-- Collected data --
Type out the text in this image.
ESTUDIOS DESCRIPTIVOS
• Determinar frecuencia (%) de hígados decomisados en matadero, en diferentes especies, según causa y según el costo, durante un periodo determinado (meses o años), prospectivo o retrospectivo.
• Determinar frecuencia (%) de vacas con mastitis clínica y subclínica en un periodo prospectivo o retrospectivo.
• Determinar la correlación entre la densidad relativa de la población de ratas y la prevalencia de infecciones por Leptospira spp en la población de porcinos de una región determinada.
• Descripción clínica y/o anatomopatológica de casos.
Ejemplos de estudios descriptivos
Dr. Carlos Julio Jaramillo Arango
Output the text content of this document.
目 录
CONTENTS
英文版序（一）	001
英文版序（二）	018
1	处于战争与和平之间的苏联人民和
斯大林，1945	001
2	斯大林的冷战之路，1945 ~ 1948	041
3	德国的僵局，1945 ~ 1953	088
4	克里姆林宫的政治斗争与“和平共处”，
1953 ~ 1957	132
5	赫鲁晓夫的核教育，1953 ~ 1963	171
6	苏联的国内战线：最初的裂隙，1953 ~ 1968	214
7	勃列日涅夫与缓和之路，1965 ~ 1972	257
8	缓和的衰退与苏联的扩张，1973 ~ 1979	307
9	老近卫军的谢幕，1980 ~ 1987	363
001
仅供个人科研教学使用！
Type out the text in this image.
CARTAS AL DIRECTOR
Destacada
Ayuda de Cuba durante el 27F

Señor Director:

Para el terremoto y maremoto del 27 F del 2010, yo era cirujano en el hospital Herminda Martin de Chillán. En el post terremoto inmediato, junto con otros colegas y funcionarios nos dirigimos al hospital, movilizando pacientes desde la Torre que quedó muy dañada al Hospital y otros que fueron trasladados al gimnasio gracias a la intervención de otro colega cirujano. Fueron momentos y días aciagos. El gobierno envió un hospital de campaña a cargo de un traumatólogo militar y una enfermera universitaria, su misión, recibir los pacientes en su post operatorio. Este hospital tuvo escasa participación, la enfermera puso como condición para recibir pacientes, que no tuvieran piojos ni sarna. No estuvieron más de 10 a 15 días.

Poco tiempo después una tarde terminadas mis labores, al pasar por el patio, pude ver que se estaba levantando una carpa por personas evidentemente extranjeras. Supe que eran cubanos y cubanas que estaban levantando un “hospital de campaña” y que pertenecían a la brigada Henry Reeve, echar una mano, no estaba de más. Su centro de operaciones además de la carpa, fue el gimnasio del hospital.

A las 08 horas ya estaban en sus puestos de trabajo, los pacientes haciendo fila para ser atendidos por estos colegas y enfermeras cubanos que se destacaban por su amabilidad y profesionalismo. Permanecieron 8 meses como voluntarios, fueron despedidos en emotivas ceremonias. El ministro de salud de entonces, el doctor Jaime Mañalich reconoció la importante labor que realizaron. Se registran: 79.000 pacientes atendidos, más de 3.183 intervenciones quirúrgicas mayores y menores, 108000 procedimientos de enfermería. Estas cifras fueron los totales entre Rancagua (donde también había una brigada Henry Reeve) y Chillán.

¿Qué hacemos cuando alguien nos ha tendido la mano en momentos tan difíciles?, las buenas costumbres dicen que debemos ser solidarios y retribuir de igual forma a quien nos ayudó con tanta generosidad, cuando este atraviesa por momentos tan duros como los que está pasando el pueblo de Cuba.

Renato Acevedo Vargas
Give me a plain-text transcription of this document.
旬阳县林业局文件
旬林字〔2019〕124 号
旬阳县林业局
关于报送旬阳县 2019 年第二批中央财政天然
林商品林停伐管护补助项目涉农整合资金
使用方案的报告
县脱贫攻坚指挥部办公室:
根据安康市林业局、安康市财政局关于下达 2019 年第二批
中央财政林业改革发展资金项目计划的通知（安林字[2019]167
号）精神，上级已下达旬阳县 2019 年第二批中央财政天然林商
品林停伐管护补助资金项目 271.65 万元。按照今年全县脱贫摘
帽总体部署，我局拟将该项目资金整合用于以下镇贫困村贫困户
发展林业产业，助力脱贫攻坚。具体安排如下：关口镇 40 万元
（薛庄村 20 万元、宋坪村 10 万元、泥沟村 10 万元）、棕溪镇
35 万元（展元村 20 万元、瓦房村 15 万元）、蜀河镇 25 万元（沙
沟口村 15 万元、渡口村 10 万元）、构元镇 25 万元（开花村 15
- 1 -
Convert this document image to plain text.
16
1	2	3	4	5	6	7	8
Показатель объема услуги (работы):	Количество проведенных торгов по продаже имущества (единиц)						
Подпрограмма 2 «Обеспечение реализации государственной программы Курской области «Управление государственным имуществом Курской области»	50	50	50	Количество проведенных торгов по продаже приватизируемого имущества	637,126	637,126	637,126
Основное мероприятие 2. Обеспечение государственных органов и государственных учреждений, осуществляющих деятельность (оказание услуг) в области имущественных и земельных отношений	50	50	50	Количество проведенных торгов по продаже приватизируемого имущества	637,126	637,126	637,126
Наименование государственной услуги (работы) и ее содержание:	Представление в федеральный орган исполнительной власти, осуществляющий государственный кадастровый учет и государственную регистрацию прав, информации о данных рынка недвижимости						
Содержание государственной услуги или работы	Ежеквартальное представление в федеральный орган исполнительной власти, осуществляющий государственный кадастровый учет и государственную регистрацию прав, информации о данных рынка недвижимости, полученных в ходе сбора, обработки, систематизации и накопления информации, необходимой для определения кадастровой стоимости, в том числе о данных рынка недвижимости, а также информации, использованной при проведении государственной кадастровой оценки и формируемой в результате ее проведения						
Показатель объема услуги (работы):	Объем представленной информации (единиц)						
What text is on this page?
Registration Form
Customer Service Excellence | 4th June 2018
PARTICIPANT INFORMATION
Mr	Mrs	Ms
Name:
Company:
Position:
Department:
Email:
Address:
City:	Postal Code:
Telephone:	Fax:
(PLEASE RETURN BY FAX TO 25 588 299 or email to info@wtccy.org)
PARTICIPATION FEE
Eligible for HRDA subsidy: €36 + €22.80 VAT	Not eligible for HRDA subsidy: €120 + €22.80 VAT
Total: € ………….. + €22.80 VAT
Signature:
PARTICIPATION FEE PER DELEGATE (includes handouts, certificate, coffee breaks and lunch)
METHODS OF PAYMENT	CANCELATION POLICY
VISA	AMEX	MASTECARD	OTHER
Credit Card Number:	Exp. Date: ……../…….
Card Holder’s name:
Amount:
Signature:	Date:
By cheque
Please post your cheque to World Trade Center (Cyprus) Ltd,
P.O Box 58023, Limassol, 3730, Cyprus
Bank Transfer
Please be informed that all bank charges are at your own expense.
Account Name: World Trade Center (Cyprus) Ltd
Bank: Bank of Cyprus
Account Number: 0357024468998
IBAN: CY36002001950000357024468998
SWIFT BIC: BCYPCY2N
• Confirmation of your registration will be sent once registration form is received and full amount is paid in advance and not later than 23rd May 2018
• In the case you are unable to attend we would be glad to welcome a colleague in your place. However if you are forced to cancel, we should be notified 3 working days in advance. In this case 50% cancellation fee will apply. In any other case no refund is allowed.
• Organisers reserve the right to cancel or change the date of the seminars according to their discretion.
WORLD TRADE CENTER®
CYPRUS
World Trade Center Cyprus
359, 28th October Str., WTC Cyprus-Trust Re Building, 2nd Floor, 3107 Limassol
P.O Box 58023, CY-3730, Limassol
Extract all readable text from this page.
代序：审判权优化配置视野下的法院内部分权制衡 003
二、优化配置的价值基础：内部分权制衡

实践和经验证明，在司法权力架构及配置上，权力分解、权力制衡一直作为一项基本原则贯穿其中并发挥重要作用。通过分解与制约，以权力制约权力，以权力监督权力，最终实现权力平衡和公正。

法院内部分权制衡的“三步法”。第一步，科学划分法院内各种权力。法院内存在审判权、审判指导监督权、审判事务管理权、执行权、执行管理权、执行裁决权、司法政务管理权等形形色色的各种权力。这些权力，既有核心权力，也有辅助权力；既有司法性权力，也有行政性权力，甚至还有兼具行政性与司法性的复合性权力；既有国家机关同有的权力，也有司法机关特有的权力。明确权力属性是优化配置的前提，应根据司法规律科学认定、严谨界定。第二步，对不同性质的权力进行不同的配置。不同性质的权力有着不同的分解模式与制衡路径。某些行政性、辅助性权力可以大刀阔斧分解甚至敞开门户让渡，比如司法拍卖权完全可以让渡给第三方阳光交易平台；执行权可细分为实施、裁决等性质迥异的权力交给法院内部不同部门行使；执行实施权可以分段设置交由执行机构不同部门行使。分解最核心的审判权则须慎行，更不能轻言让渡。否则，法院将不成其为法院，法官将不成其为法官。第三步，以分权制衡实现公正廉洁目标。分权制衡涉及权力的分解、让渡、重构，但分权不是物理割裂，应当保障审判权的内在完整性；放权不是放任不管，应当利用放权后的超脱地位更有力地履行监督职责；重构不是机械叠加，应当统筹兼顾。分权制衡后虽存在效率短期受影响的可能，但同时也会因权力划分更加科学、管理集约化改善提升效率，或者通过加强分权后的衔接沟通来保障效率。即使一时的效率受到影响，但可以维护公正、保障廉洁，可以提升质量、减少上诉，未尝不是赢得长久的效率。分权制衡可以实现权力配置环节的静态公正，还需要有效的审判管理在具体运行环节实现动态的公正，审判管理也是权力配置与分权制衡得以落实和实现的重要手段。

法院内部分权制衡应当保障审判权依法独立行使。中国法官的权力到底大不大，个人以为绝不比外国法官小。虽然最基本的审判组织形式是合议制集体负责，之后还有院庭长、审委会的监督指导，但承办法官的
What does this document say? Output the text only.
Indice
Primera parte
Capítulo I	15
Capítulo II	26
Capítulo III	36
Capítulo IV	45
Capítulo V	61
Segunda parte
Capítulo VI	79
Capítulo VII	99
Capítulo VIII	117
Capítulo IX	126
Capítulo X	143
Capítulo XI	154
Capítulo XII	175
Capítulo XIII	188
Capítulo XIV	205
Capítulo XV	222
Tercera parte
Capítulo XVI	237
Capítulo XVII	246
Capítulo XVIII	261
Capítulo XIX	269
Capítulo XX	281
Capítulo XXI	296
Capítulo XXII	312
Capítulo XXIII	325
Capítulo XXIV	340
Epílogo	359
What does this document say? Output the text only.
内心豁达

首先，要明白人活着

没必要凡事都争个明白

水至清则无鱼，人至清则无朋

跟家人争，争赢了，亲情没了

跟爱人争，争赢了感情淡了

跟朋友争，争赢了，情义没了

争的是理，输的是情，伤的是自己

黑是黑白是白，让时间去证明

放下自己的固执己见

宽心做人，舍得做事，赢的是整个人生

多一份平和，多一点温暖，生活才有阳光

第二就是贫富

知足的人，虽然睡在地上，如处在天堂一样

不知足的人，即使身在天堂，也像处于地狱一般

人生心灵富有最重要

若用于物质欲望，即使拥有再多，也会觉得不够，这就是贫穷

-- WRITTEN TASK --
Only lines that contain the word "приватизируемого" are wanted; copy each of them.

-- REPLY --
Подпрограмма 2 «Обеспечение реализации государственной программы Курской области «Управление государственным имуществом Курской области»	50	50	50	Количество проведенных торгов по продаже приватизируемого имущества	637,126	637,126	637,126
Основное мероприятие 2. Обеспечение государственных органов и государственных учреждений, осуществляющих деятельность (оказание услуг) в области имущественных и земельных отношений	50	50	50	Количество проведенных торгов по продаже приватизируемого имущества	637,126	637,126	637,126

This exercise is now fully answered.